• _Text shown_:
<<<<
K.M. Weiland lives in make-believe worlds, talks to imaginary friends, and survives primarily on chocolate truffles and espresso. She is the IPPY and NIEA Award-winning and internationally published author of the Amazon bestsellers Outlining Your Novel and Structuring Your Novel. She writes historical and speculative fiction from her home in western Nebraska and mentors authors on her award-winning website.


  1. Peter Martin says:

    Option B without a doubt.

  2. Francois Coetzee says:

    One book

  3. Charlene says:

    Hi, K.M.,

    I put some thought into this and I think I’d rather pay more to have all five character arcs included in the workbook (loved the book btw).

    I’m the type of writer who experiments a lot, particularly with my characters and their arcs. My stories are mostly character driven. By putting all arcs in one workbook, I can use most of it for all character from one WIP. If there are any empty arc sections left at completion of my novel, they would likely be the less used arcs (dissolusionment, fall and corruption) and I could make use of them during further projects where I have a character who needs this type of change.
>>>>
• _Annotated region listings_:
<<<<
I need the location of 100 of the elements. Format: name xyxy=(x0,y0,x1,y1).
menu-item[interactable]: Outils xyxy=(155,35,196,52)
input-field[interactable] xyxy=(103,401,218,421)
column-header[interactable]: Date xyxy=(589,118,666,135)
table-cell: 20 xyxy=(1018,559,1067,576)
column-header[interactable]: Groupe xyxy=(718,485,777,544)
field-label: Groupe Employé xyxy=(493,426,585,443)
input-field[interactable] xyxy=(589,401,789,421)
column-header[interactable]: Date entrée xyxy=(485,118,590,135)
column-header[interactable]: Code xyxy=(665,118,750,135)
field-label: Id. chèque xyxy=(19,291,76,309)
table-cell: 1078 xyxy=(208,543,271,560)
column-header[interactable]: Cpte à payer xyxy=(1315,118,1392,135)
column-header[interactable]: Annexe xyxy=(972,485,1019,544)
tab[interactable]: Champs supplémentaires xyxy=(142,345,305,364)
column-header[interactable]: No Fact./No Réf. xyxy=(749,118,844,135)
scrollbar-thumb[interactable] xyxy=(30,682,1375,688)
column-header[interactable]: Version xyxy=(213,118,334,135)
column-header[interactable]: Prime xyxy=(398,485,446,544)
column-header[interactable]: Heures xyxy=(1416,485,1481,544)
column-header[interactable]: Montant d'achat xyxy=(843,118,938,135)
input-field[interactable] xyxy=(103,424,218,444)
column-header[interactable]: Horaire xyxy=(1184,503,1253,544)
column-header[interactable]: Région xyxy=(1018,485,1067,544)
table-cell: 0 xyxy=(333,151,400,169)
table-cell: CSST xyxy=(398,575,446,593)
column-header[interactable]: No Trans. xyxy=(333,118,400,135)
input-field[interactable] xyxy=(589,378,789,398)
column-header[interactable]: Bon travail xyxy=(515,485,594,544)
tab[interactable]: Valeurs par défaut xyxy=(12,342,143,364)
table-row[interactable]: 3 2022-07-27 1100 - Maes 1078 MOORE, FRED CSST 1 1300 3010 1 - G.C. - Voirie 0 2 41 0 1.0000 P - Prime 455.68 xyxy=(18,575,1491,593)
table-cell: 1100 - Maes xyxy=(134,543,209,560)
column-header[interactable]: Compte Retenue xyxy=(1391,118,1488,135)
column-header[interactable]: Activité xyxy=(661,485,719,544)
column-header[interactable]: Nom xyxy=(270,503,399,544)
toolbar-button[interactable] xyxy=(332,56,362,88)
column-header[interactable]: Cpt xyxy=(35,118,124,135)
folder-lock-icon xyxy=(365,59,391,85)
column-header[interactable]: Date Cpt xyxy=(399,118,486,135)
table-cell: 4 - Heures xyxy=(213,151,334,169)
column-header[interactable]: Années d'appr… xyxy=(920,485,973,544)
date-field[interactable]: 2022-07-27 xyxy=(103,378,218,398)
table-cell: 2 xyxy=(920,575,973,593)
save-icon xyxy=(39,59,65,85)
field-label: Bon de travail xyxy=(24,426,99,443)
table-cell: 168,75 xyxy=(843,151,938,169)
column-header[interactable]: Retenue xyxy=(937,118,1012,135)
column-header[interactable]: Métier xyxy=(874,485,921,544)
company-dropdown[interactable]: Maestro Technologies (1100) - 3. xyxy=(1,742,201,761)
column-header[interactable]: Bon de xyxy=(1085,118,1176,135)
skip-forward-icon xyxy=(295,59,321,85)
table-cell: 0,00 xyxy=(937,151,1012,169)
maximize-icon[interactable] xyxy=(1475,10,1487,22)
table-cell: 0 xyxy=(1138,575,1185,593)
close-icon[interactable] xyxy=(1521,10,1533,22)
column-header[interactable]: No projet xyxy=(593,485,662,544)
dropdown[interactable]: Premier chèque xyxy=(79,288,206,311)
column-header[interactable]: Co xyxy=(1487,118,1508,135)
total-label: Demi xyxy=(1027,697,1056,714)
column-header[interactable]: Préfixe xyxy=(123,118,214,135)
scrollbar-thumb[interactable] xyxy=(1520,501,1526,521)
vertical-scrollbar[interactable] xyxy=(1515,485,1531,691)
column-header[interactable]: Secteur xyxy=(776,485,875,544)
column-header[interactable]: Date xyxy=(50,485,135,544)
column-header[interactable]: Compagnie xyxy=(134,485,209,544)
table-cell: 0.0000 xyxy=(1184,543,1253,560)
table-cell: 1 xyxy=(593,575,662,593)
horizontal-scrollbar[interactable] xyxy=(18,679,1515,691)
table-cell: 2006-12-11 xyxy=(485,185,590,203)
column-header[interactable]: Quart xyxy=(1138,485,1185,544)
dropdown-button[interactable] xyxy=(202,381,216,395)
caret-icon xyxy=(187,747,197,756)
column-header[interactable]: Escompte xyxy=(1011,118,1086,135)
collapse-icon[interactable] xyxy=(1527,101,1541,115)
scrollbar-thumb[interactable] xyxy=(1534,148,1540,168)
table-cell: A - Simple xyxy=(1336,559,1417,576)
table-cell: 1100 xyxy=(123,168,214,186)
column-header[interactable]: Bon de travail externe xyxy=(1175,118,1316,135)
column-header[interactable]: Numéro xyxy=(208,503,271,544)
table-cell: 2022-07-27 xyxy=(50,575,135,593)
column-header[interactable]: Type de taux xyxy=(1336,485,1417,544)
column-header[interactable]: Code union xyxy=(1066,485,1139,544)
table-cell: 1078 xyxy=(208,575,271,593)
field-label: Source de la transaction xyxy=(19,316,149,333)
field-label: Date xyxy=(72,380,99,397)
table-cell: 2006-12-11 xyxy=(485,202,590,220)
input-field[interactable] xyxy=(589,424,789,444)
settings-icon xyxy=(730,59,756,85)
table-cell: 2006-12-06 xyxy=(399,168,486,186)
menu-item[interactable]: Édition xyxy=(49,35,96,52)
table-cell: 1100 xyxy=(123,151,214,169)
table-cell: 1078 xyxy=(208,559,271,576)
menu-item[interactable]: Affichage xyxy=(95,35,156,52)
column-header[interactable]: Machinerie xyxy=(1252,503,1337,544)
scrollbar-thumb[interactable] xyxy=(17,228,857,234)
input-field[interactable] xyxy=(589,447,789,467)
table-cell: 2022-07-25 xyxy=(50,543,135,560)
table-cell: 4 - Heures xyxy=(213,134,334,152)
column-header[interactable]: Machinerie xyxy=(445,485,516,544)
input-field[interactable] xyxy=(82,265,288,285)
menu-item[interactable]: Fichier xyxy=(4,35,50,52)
>>>>
<<<<
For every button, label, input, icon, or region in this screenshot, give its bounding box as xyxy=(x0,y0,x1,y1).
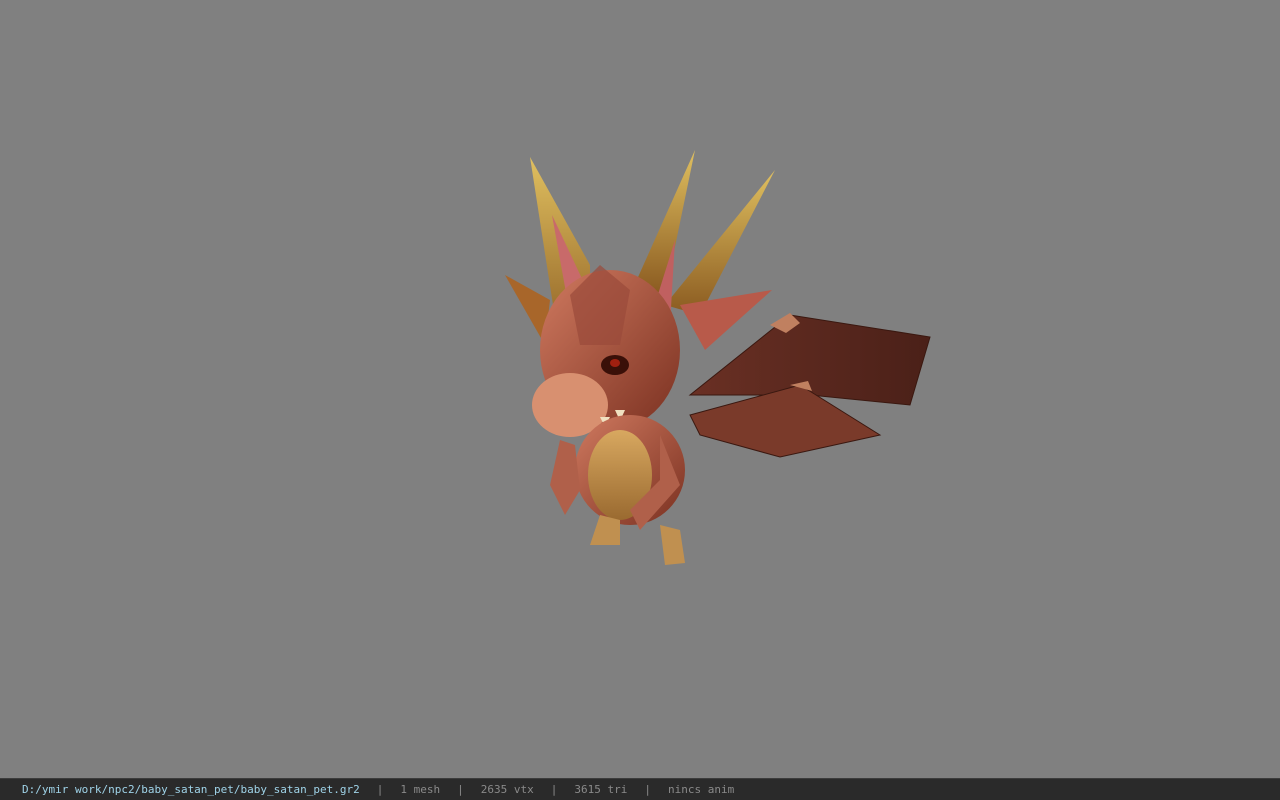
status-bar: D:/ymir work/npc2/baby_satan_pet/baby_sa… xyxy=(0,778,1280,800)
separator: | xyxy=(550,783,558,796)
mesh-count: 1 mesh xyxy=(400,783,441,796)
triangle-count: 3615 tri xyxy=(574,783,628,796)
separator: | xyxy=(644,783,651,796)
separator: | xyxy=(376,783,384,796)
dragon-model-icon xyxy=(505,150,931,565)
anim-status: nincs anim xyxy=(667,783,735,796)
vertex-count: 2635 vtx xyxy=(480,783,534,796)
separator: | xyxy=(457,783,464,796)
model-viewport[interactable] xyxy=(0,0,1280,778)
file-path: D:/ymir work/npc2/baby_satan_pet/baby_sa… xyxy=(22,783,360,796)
>>>>
<<<<
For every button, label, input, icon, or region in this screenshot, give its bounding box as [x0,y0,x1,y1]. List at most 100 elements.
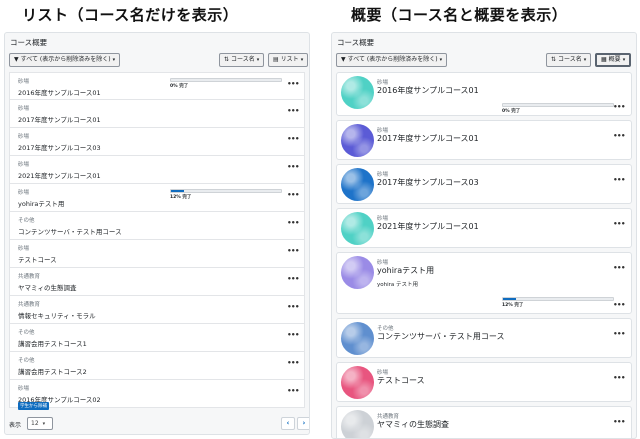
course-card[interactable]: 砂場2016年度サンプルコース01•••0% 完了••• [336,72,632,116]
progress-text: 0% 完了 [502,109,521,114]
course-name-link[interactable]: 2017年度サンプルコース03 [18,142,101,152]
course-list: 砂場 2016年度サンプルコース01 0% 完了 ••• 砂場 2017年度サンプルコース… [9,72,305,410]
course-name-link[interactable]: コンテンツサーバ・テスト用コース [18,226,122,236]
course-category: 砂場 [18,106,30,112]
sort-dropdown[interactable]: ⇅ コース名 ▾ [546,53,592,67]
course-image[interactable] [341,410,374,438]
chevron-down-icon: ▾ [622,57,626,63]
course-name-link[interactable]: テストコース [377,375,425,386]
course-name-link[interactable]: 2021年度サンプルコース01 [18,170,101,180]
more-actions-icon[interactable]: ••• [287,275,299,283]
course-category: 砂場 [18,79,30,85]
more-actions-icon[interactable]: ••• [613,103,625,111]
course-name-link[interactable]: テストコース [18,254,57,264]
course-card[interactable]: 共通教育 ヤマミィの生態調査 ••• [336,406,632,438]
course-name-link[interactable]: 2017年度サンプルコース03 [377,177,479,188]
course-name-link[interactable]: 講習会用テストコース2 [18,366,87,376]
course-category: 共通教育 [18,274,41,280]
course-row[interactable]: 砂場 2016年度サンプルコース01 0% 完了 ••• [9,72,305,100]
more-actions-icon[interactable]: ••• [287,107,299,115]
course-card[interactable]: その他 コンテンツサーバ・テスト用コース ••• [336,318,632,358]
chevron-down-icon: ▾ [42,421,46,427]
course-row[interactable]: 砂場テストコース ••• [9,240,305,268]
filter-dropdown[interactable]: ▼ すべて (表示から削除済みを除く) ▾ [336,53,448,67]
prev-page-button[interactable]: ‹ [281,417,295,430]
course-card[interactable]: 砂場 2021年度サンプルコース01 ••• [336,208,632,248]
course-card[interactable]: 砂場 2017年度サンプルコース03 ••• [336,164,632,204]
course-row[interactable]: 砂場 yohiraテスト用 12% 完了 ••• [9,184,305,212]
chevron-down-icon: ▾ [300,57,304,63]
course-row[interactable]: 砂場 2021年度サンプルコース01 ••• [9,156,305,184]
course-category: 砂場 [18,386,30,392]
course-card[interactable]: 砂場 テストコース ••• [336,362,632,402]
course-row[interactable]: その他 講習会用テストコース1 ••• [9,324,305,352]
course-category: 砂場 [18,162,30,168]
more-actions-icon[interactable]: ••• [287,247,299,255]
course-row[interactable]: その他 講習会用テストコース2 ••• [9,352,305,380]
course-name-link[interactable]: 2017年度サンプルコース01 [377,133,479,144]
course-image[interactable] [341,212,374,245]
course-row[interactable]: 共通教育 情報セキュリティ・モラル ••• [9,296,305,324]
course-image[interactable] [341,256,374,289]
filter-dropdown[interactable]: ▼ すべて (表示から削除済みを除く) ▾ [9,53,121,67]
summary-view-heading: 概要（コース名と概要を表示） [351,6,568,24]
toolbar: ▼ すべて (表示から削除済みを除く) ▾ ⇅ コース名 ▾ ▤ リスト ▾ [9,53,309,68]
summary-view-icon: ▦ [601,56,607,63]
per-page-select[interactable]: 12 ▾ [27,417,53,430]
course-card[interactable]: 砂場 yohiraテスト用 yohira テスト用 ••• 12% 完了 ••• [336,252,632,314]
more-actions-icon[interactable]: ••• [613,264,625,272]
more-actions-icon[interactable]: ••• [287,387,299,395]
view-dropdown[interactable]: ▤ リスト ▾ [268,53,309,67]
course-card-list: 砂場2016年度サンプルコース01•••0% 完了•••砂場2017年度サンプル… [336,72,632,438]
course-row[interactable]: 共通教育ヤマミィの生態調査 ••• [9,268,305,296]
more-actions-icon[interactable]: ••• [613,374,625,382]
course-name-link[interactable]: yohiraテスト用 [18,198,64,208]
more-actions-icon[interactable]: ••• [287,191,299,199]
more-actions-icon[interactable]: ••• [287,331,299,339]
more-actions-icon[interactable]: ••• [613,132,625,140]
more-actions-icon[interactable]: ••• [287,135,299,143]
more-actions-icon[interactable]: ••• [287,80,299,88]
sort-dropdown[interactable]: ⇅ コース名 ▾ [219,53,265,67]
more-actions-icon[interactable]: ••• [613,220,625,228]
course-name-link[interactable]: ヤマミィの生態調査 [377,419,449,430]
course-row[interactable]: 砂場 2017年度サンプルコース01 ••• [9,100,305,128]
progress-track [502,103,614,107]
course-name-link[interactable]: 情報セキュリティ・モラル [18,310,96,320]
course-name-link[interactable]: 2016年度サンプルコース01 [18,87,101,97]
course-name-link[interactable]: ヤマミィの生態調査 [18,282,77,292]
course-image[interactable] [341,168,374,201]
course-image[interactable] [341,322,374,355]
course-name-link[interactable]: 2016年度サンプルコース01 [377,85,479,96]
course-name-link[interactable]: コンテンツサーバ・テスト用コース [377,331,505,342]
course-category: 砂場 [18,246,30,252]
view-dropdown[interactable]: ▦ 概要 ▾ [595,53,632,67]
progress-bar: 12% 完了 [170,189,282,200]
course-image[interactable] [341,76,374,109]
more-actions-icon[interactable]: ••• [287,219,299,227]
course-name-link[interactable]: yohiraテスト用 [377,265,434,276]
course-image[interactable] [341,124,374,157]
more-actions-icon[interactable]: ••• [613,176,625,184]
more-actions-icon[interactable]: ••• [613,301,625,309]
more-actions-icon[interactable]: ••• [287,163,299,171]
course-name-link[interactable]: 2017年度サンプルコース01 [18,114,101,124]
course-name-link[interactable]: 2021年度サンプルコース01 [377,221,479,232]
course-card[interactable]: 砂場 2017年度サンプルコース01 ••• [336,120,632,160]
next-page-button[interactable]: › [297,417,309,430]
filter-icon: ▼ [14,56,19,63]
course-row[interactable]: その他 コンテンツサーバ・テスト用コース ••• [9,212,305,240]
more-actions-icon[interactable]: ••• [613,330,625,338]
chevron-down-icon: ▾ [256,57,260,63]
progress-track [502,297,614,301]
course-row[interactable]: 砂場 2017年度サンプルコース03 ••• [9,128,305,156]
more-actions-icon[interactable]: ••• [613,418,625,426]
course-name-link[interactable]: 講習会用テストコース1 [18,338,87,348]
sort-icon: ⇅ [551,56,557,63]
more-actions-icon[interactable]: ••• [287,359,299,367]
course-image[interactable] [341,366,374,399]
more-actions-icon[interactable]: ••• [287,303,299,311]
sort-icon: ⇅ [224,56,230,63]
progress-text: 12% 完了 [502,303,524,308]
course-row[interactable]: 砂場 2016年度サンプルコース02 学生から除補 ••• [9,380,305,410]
>>>>
• _Complete the following_:
1/ In the reader comments about the character arc workbook, why does Charlene say she would rather pay more to get all five arcs in one workbook? Answer in one to three sentences.
2/ Carry on with the reader comments about the character arc workbook, starting after the last sentence shown.

• _Answers_:
1/ She experiments a lot with her characters and their arcs, and her stories are mostly character driven, so one workbook with every arc lets her use most of it for all the characters in a single work in progress. Any arc sections left empty, likely disillusionment, fall, and corruption, could be used in later projects with a character who needs that kind of change.

2/
    Also, I never really know for certain where my character is going and their arc can change throughout the story. By having all the arcs in one workbook, I am free to work through a different arc for the same character without having to buy a separate book.

    Hope that makes sense! Enjoy your Friday and weekend beyond.


  4. One book, please. As a digital fan (and of your audio books!) the size is not a problem.

  5. robert easterbrook says:

    In my humble opinion, it’s practical to have only one book. But, at present, and I’m sure I don’t know when or where I will incorporate ‘positive’ character arcs in my stories, I presently incorporate only ‘negative’ character arcs in my stories. The price doesn’t bother me; I have your other writing books and have been extremely happy with them. And it never occurred to me that you might have thought to publish Outlining and Structuring in a single volume. Go figure! So, in my crazy, weird thinking, two workbooks is … logical. 😉

  6. I’d rather they be together because I’ll be going after the ebook version.

    Size matters not.

  7. Jason P. says:

    I’ll be purchasing the ebook, so one volume, please!

  8. I would prefer one volume. Just because I may not use all of it on my first novel, doesn’t mean I won’t on the second.

  9. Jane Jeffries says:

    I prefer A, one volume containing all 5 character arcs. Can’t wait till it comes out!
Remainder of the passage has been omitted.